Reading text:
# Means Testing for Social Welfare



## Incy wincy (12 Apr 2010)

Hi I am new here. I am in full time employment and living in rented accommodation with my partner. He is unemployed and has tried on numerous occasions to claim social welfare but it seems if he was means tested I would be drawn into the process and he would not qualify....I am a low paid public sector worker ...working my back off everyday in a public service role and yes I know the fat heads at the top of the hierarchy are the ones on the big money, I can assure you I am right now living from one payslip to the next...I am covering our rent and all bills at the mo as well as random unforeseen expenses...he is on ZERO yes ZERO from the govt he paid taxes and PRSI to for the best part of 15/20 years...I cannot understand this.....I am forced into this financial situation because of a govt that will not pay him a job seekers allowance and to be honest I think it's completely unfair as well as having massive repercussions on our relationship.....is anyone else in a similar situation or can they make any suggestions what we can do???? I then look at our neighbours who stay in bed for most of the day and have 4 kids and are usually seen carrying in crates of Stella Artois every Friday evening...the HSE subsidise their rent and I'm sure their refuse collection (we share a bin with my parents!!) The garden has toys and a buggy left out at night and a new trampoline in the back garden.....I get up at 7 and am on the road for half past...they are tucked up in bed still getting paid for doing jack...am I wrong here coz I feel like only fools and horses work....


----------



## niceoneted (13 Apr 2010)

Annotated element listings:
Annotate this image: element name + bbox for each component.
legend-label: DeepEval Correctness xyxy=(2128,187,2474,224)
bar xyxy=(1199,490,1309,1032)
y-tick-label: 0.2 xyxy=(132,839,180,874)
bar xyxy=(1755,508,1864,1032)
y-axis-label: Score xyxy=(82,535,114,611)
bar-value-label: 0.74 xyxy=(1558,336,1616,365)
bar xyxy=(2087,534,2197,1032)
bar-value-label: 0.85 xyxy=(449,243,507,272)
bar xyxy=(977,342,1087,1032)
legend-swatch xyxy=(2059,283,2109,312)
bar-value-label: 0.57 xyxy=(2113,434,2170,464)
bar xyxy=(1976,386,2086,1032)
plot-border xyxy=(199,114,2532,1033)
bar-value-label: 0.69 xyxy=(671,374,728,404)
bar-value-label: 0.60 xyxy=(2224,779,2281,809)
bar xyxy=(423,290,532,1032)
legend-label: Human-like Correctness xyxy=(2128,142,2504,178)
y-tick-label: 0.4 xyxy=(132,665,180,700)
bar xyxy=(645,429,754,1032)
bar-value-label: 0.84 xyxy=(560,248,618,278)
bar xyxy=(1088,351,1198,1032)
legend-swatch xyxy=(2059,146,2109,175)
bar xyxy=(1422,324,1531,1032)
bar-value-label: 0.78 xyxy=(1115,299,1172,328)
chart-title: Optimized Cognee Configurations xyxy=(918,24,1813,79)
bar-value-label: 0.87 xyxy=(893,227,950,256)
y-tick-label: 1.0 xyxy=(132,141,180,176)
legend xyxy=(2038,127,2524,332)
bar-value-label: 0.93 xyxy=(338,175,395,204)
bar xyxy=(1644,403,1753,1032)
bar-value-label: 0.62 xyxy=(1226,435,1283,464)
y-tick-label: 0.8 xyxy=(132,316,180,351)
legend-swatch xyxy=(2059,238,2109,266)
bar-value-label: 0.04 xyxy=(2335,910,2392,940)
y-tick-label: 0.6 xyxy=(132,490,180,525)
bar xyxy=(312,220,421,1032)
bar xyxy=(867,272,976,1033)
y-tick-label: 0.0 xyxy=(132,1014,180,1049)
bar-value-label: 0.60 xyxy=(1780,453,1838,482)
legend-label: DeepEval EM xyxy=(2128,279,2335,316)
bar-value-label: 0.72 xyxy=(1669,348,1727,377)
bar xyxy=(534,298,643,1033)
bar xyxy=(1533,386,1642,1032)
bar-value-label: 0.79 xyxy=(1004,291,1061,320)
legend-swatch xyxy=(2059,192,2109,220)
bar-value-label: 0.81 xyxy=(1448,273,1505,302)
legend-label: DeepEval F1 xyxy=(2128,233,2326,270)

Written exercise 1:
In the thread on means testing for social welfare, why does the poster say the partner would not qualify for social welfare? Answer in one to three sentences.
Written exercise 2:
Carry on the thread about means testing for social welfare, picking up after its last line.
The entries play no part in this work.

Answer 1:
If the partner were means tested, the poster, who is in full-time employment and lives with him, would be drawn into the process. Because of that, he would not qualify.

Answer 2:
I feel for you and understand where your coming from. Your partner will just have to go back and plead his case. He should inform them that after all the yrs of paying tax he is entitled to something and if he doesn't get it that they are going to be liable for a lot more as he will not have a partner to support him and the state will have to. 
I found it interesting when Diarmaid Gavin on the late late spoke of living with the family outside Manchester as part of a documentary and he said something along the lines that it suited political policy to keep some people/families on welfare as it covers up the bigger issues they would have to deal with. 
I think that applies here. I can never understand when some people are on long term benefits eg disability - I know a few on it and they would be capable of lots of jobs - and I also know people with severe disabilities and they are in very good jobs. I think it is the person and some will sit back and take hand outs and others have more pride and want to work no matter what. 
Give it another go with trying to get something out of them he seems to deserve it.


----------



## doubledeb (13 Apr 2010)

How long is he unemployed? Surely he would be entitled to JSB if he has paid prsi etc?.. thats not means tested for 12 months?


----------



## tenchi-fan (13 Apr 2010)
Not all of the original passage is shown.